**AIM OF THE TASK**
Determine which lines of the records include the word "Kucing", and copy them.

(Data excerpts)

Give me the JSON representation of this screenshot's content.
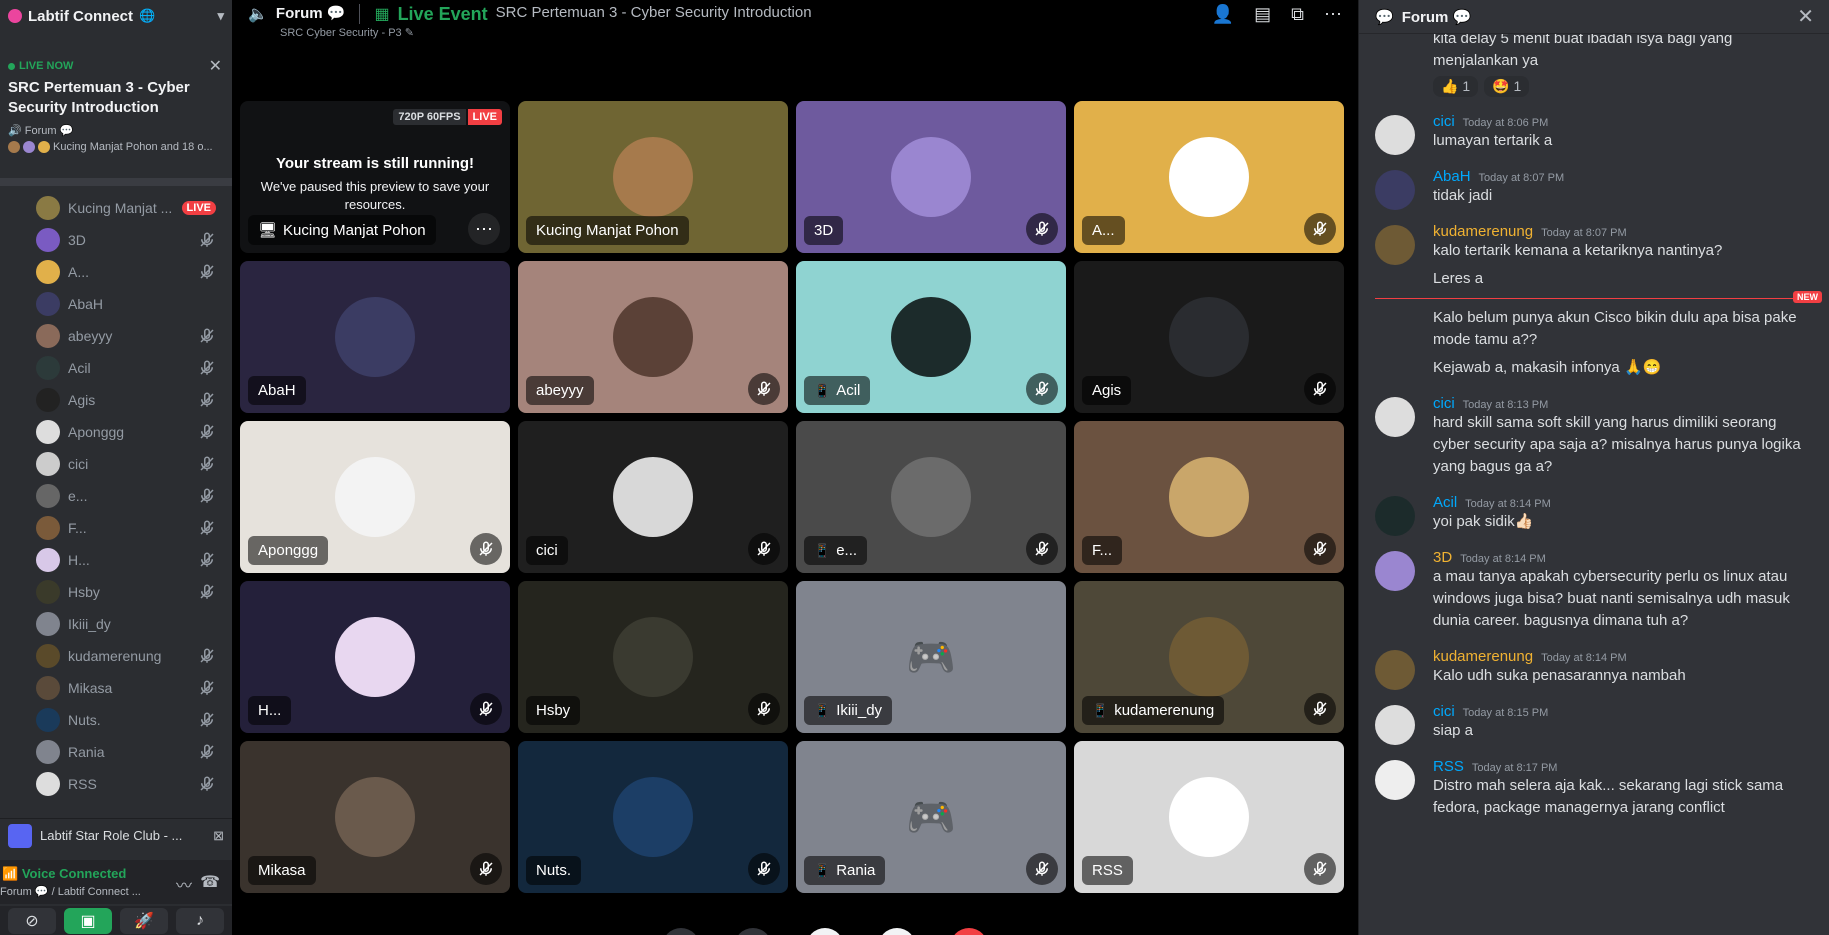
{
  "sidebar": {
    "server_name": "Labtif Connect",
    "live": {
      "badge": "LIVE NOW",
      "title": "SRC Pertemuan 3 - Cyber Security Introduction",
      "channel": "Forum",
      "users_text": "Kucing Manjat Pohon and 18 o..."
    },
    "users": [
      {
        "name": "Kucing Manjat ...",
        "live": "LIVE",
        "color": "#8a7a44"
      },
      {
        "name": "3D",
        "color": "#7a5bc2"
      },
      {
        "name": "A...",
        "color": "#e1b04a"
      },
      {
        "name": "AbaH",
        "color": "#3b3c63"
      },
      {
        "name": "abeyyy",
        "color": "#8a6a5a"
      },
      {
        "name": "Acil",
        "color": "#2c3a3a"
      },
      {
        "name": "Agis",
        "color": "#222"
      },
      {
        "name": "Aponggg",
        "color": "#ddd"
      },
      {
        "name": "cici",
        "color": "#ccc"
      },
      {
        "name": "e...",
        "color": "#666"
      },
      {
        "name": "F...",
        "color": "#7a5a3a"
      },
      {
        "name": "H...",
        "color": "#d8c8e8"
      },
      {
        "name": "Hsby",
        "color": "#3a3a2a"
      },
      {
        "name": "Ikiii_dy",
        "color": "#80848e"
      },
      {
        "name": "kudamerenung",
        "color": "#5a4a2a"
      },
      {
        "name": "Mikasa",
        "color": "#5a4a3a"
      },
      {
        "name": "Nuts.",
        "color": "#1a3a5a"
      },
      {
        "name": "Rania",
        "color": "#80848e"
      },
      {
        "name": "RSS",
        "color": "#ddd"
      }
    ],
    "club": "Labtif Star Role Club - ...",
    "voice_status": "Voice Connected",
    "voice_sub": "Forum 💬 / Labtif Connect ..."
  },
  "stage": {
    "channel": "Forum 💬",
    "event_label": "Live Event",
    "event_title": "SRC Pertemuan 3 - Cyber Security Introduction",
    "crumb": "SRC Cyber Security - P3"
  },
  "stream_tile": {
    "quality": "720P 60FPS",
    "live": "LIVE",
    "heading": "Your stream is still running!",
    "body": "We've paused this preview to save your resources.",
    "name": "Kucing Manjat Pohon"
  },
  "tiles": [
    {
      "name": "Kucing Manjat Pohon",
      "bg": "#6f6533",
      "pfp": "#a67a4c",
      "muted": false,
      "phone": false
    },
    {
      "name": "3D",
      "bg": "#6e5a9e",
      "pfp": "#9a86d0",
      "muted": true,
      "phone": false
    },
    {
      "name": "A...",
      "bg": "#e1b04a",
      "pfp": "#ffffff",
      "muted": true,
      "phone": false
    },
    {
      "name": "AbaH",
      "bg": "#2a2540",
      "pfp": "#3b3c63",
      "muted": false,
      "phone": false
    },
    {
      "name": "abeyyy",
      "bg": "#a5847b",
      "pfp": "#5b4137",
      "muted": true,
      "phone": false
    },
    {
      "name": "Acil",
      "bg": "#8fd3d1",
      "pfp": "#1c2b2b",
      "muted": true,
      "phone": true
    },
    {
      "name": "Agis",
      "bg": "#1a1a1a",
      "pfp": "#2a2c30",
      "muted": true,
      "phone": false
    },
    {
      "name": "Aponggg",
      "bg": "#e6e2dc",
      "pfp": "#f3f3f3",
      "muted": true,
      "phone": false
    },
    {
      "name": "cici",
      "bg": "#1f1f1f",
      "pfp": "#d8d8d8",
      "muted": true,
      "phone": false
    },
    {
      "name": "e...",
      "bg": "#4a4a4a",
      "pfp": "#6b6b6b",
      "muted": true,
      "phone": true
    },
    {
      "name": "F...",
      "bg": "#6b5240",
      "pfp": "#c9a66a",
      "muted": true,
      "phone": false
    },
    {
      "name": "H...",
      "bg": "#24203a",
      "pfp": "#e8d7f0",
      "muted": true,
      "phone": false
    },
    {
      "name": "Hsby",
      "bg": "#25251e",
      "pfp": "#3a3a30",
      "muted": true,
      "phone": false
    },
    {
      "name": "Ikiii_dy",
      "bg": "#80848e",
      "pfp": "discord",
      "muted": false,
      "phone": true
    },
    {
      "name": "kudamerenung",
      "bg": "#4e4838",
      "pfp": "#6e5a35",
      "muted": true,
      "phone": true
    },
    {
      "name": "Mikasa",
      "bg": "#3a332d",
      "pfp": "#6a5a4c",
      "muted": true,
      "phone": false
    },
    {
      "name": "Nuts.",
      "bg": "#13283d",
      "pfp": "#1c3e66",
      "muted": true,
      "phone": false
    },
    {
      "name": "Rania",
      "bg": "#80848e",
      "pfp": "discord",
      "muted": true,
      "phone": true
    },
    {
      "name": "RSS",
      "bg": "#d8d8d8",
      "pfp": "#ffffff",
      "muted": true,
      "phone": false
    }
  ],
  "chat": {
    "title": "Forum 💬",
    "cont_text": "kita delay 5 menit buat ibadah isya bagi yang menjalankan ya",
    "reactions": [
      {
        "emoji": "👍",
        "count": "1"
      },
      {
        "emoji": "🤩",
        "count": "1"
      }
    ],
    "new_badge": "NEW",
    "messages": [
      {
        "author": "cici",
        "color": "#00a8fc",
        "time": "Today at 8:06 PM",
        "lines": [
          "lumayan tertarik a"
        ],
        "av": "#ddd"
      },
      {
        "author": "AbaH",
        "color": "#00a8fc",
        "time": "Today at 8:07 PM",
        "lines": [
          "tidak jadi"
        ],
        "av": "#3b3c63"
      },
      {
        "author": "kudamerenung",
        "color": "#f0b232",
        "time": "Today at 8:07 PM",
        "lines": [
          "kalo tertarik kemana a ketariknya nantinya?",
          "Leres a"
        ],
        "av": "#6e5a35"
      },
      {
        "author": "",
        "color": "",
        "time": "",
        "lines": [
          "Kalo belum punya akun Cisco bikin dulu apa bisa pake mode tamu a??",
          "Kejawab a, makasih infonya 🙏😁"
        ],
        "av": ""
      },
      {
        "author": "cici",
        "color": "#00a8fc",
        "time": "Today at 8:13 PM",
        "lines": [
          "hard skill sama soft skill yang harus dimiliki seorang cyber security apa saja a? misalnya harus punya logika yang bagus ga a?"
        ],
        "av": "#ddd"
      },
      {
        "author": "Acil",
        "color": "#00a8fc",
        "time": "Today at 8:14 PM",
        "lines": [
          "yoi pak sidik👍🏻"
        ],
        "av": "#1c2b2b"
      },
      {
        "author": "3D",
        "color": "#f0b232",
        "time": "Today at 8:14 PM",
        "lines": [
          "a mau tanya apakah cybersecurity perlu os linux atau windows juga bisa? buat nanti semisalnya udh masuk dunia career. bagusnya dimana tuh a?"
        ],
        "av": "#9a86d0"
      },
      {
        "author": "kudamerenung",
        "color": "#f0b232",
        "time": "Today at 8:14 PM",
        "lines": [
          "Kalo udh suka penasarannya nambah"
        ],
        "av": "#6e5a35"
      },
      {
        "author": "cici",
        "color": "#00a8fc",
        "time": "Today at 8:15 PM",
        "lines": [
          "siap a"
        ],
        "av": "#ddd"
      },
      {
        "author": "RSS",
        "color": "#00a8fc",
        "time": "Today at 8:17 PM",
        "lines": [
          "Distro mah selera aja kak... sekarang lagi stick sama fedora, package managernya jarang conflict"
        ],
        "av": "#eee"
      }
    ]
  }
}
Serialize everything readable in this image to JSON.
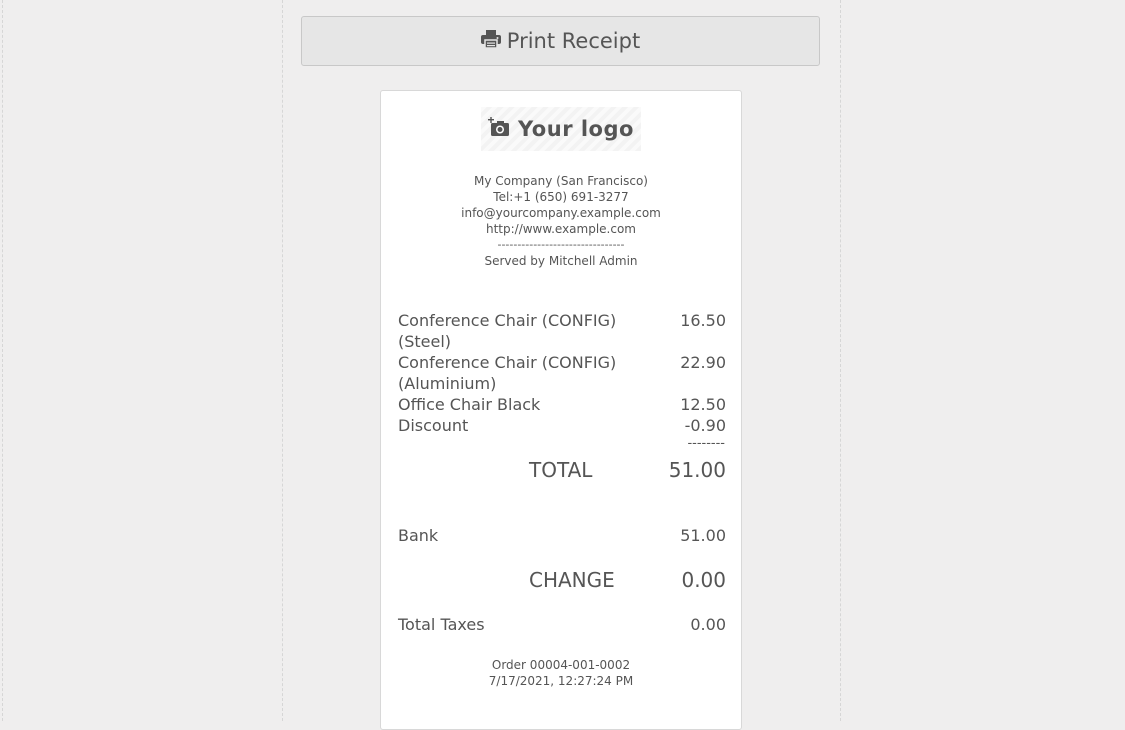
{
  "toolbar": {
    "print_label": "Print Receipt",
    "print_icon": "printer-icon"
  },
  "receipt": {
    "logo_text": "Your logo",
    "logo_icon": "camera-add-icon",
    "company": {
      "name": "My Company (San Francisco)",
      "phone": "Tel:+1 (650) 691-3277",
      "email": "info@yourcompany.example.com",
      "website": "http://www.example.com",
      "separator": "--------------------------------",
      "served_by": "Served by Mitchell Admin"
    },
    "lines": [
      {
        "name": "Conference Chair (CONFIG) (Steel)",
        "price": "16.50"
      },
      {
        "name": "Conference Chair (CONFIG) (Aluminium)",
        "price": "22.90"
      },
      {
        "name": "Office Chair Black",
        "price": "12.50"
      },
      {
        "name": "Discount",
        "price": "-0.90"
      }
    ],
    "subtotal_separator": "--------",
    "total": {
      "label": "TOTAL",
      "value": "51.00"
    },
    "payment": {
      "method": "Bank",
      "amount": "51.00"
    },
    "change": {
      "label": "CHANGE",
      "value": "0.00"
    },
    "taxes": {
      "label": "Total Taxes",
      "value": "0.00"
    },
    "order": {
      "number": "Order 00004-001-0002",
      "datetime": "7/17/2021, 12:27:24 PM"
    }
  }
}
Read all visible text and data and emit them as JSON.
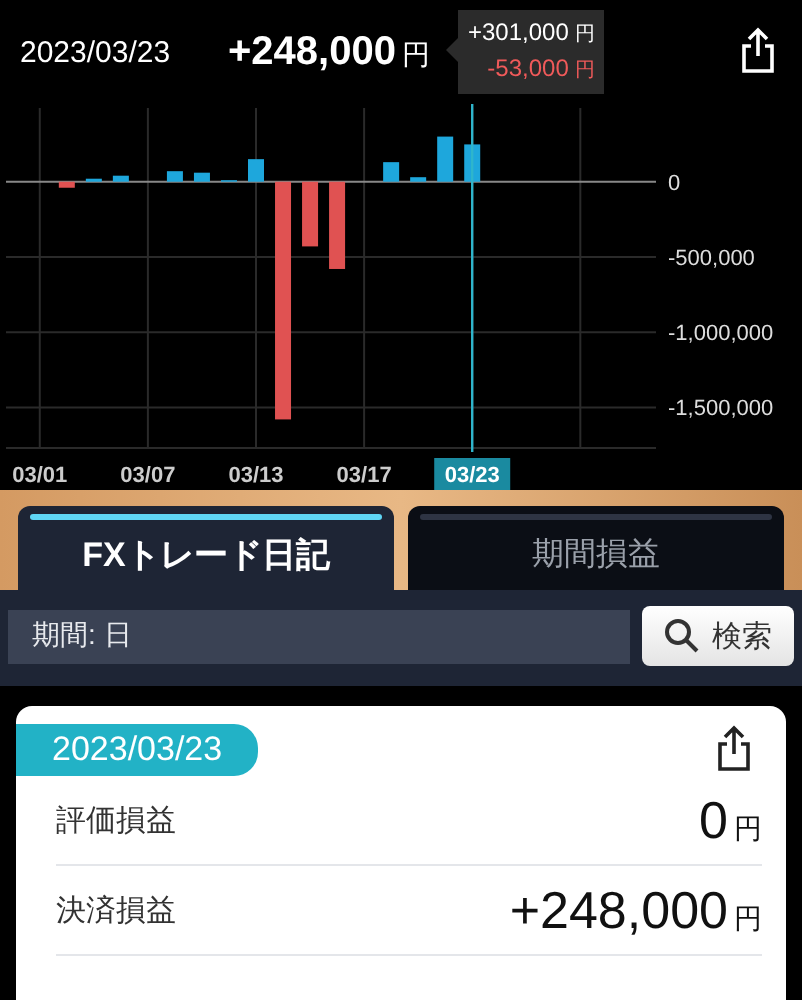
{
  "header": {
    "date": "2023/03/23",
    "total": "+248,000",
    "total_unit": "円",
    "breakdown": [
      {
        "kind": "gain",
        "amount": "+301,000",
        "unit": "円"
      },
      {
        "kind": "loss",
        "amount": "-53,000",
        "unit": "円"
      }
    ]
  },
  "chart": {
    "chart_data": {
      "type": "bar",
      "categories": [
        "03/01",
        null,
        null,
        null,
        "03/07",
        null,
        null,
        null,
        "03/13",
        null,
        null,
        null,
        "03/17",
        null,
        null,
        null,
        "03/23",
        null,
        null,
        null,
        null
      ],
      "grid": true,
      "series": [
        {
          "color": "#1ea7dc",
          "values": [
            null,
            null,
            20000,
            40000,
            null,
            70000,
            60000,
            10000,
            150000,
            null,
            null,
            null,
            null,
            130000,
            30000,
            300000,
            248000,
            null,
            null,
            null,
            null
          ]
        },
        {
          "color": "#e05252",
          "values": [
            null,
            -40000,
            null,
            null,
            null,
            null,
            null,
            null,
            null,
            -1580000,
            -430000,
            -580000,
            null,
            null,
            null,
            null,
            null,
            null,
            null,
            null,
            null
          ]
        }
      ],
      "stacked": true,
      "ylim": [
        -1770000,
        490000
      ],
      "yticks": [
        {
          "value": 0,
          "label": "0"
        },
        {
          "value": -500000,
          "label": "-500,000"
        },
        {
          "value": -1000000,
          "label": "-1,000,000"
        },
        {
          "value": -1500000,
          "label": "-1,500,000"
        }
      ],
      "annotations": [
        {
          "x": "03/23"
        }
      ]
    }
  },
  "tabs": [
    {
      "label": "FXトレード日記",
      "selected": true
    },
    {
      "label": "期間損益",
      "selected": false
    }
  ],
  "search": {
    "value": "期間: 日",
    "button": "検索"
  },
  "card": {
    "date": "2023/03/23",
    "rows": [
      {
        "label": "評価損益",
        "value": "0",
        "unit": "円"
      },
      {
        "label": "決済損益",
        "value": "+248,000",
        "unit": "円"
      }
    ]
  }
}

**WORKED ANSWER**
      "users_text": "Kucing Manjat Pohon and 18 o..."
        "name": "Kucing Manjat ...",
    "name": "Kucing Manjat Pohon"
      "name": "Kucing Manjat Pohon",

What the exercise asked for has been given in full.